Look through the material and copy each line holding "this".

[start of Provided material]

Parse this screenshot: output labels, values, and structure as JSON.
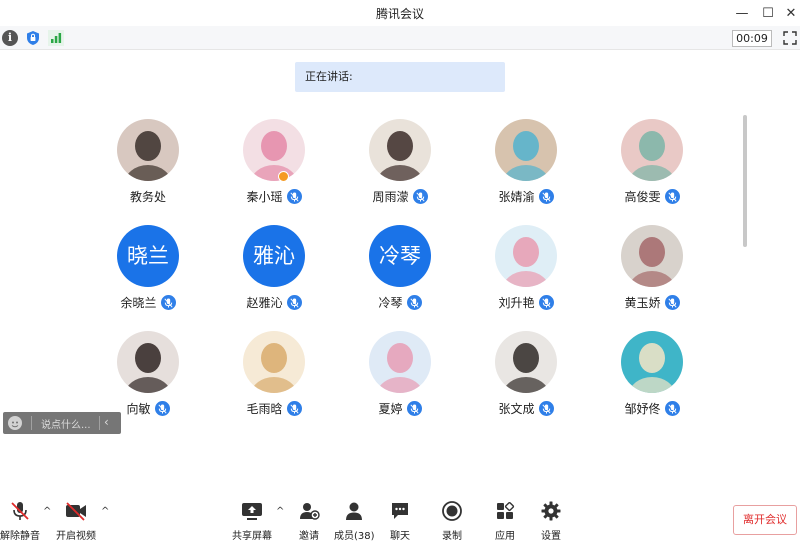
{
  "window": {
    "title": "腾讯会议",
    "minimize": "—",
    "maximize": "☐",
    "close": "✕"
  },
  "infobar": {
    "info_glyph": "i",
    "timer": "00:09"
  },
  "speaking": {
    "label": "正在讲话:"
  },
  "participants": [
    {
      "name": "教务处",
      "avatar_type": "photo",
      "muted": false,
      "photo_colors": [
        "#d8c8c0",
        "#3a2f2a"
      ]
    },
    {
      "name": "秦小瑶",
      "avatar_type": "photo",
      "muted": true,
      "host": true,
      "photo_colors": [
        "#f3dfe4",
        "#e48aa8"
      ]
    },
    {
      "name": "周雨濛",
      "avatar_type": "photo",
      "muted": true,
      "photo_colors": [
        "#e9e2da",
        "#3b2b28"
      ]
    },
    {
      "name": "张婧渝",
      "avatar_type": "photo",
      "muted": true,
      "photo_colors": [
        "#d7c3ae",
        "#52b3cf"
      ]
    },
    {
      "name": "高俊雯",
      "avatar_type": "photo",
      "muted": true,
      "photo_colors": [
        "#e9c9c6",
        "#7bb5a7"
      ]
    },
    {
      "name": "余晓兰",
      "avatar_type": "text",
      "avatar_text": "晓兰",
      "muted": true
    },
    {
      "name": "赵雅沁",
      "avatar_type": "text",
      "avatar_text": "雅沁",
      "muted": true
    },
    {
      "name": "冷琴",
      "avatar_type": "text",
      "avatar_text": "冷琴",
      "muted": true
    },
    {
      "name": "刘升艳",
      "avatar_type": "photo",
      "muted": true,
      "photo_colors": [
        "#dfeef6",
        "#e99bb0"
      ]
    },
    {
      "name": "黄玉娇",
      "avatar_type": "photo",
      "muted": true,
      "photo_colors": [
        "#d8d2cc",
        "#a5696a"
      ]
    },
    {
      "name": "向敏",
      "avatar_type": "photo",
      "muted": true,
      "photo_colors": [
        "#e6dfdc",
        "#2e2422"
      ]
    },
    {
      "name": "毛雨晗",
      "avatar_type": "photo",
      "muted": true,
      "photo_colors": [
        "#f6ead6",
        "#d9ab6c"
      ]
    },
    {
      "name": "夏婷",
      "avatar_type": "photo",
      "muted": true,
      "photo_colors": [
        "#dfeaf6",
        "#e89db5"
      ]
    },
    {
      "name": "张文成",
      "avatar_type": "photo",
      "muted": true,
      "photo_colors": [
        "#e9e6e3",
        "#2f2927"
      ]
    },
    {
      "name": "邹妤佟",
      "avatar_type": "photo",
      "muted": true,
      "photo_colors": [
        "#3fb5c8",
        "#f4e5c5"
      ]
    }
  ],
  "chat": {
    "placeholder": "说点什么...",
    "collapse_glyph": "‹"
  },
  "toolbar": {
    "unmute": "解除静音",
    "start_video": "开启视频",
    "share_screen": "共享屏幕",
    "invite": "邀请",
    "members": "成员(38)",
    "chat": "聊天",
    "record": "录制",
    "apps": "应用",
    "settings": "设置",
    "leave": "离开会议",
    "caret": "^"
  },
  "colors": {
    "accent": "#1a73e8",
    "leave": "#e02b2b",
    "speaking_bg": "#dde9fb"
  }
}
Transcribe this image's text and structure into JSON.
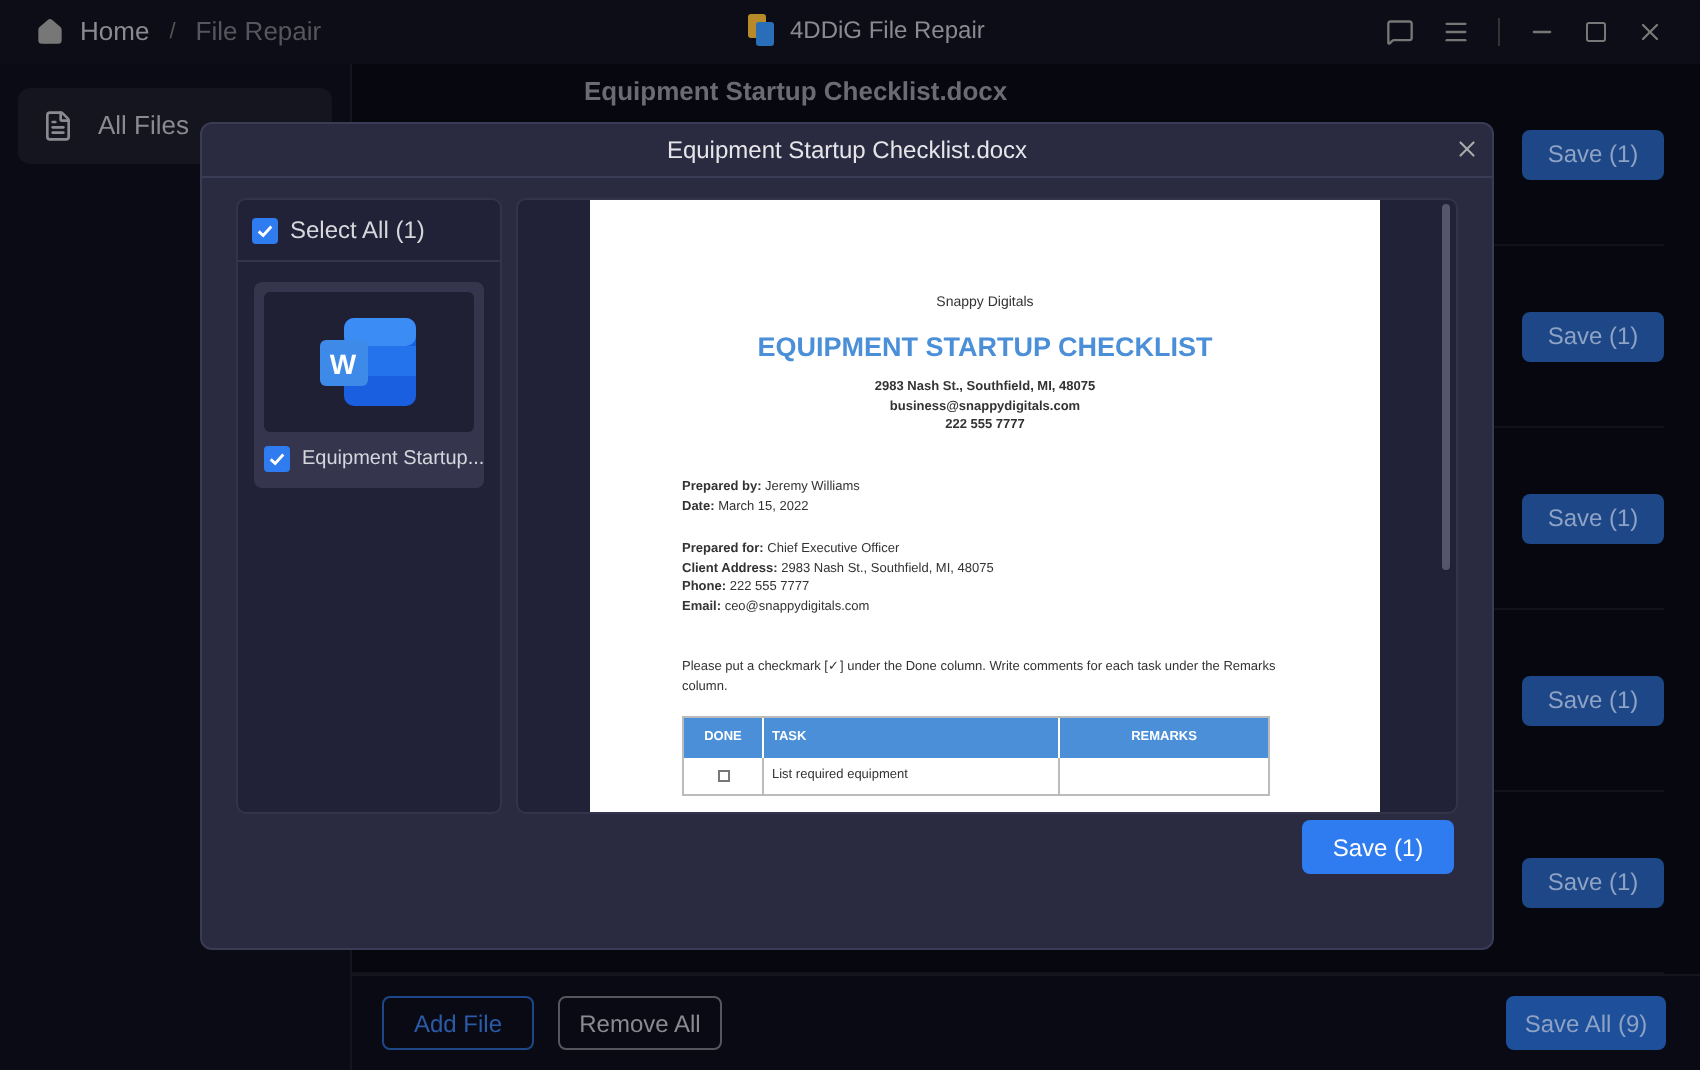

[end of Provided material]

__Solution to the exercise__
Parse this screenshot: output labels, values, and structure as JSON.
Transcribe this image's text and structure into JSON.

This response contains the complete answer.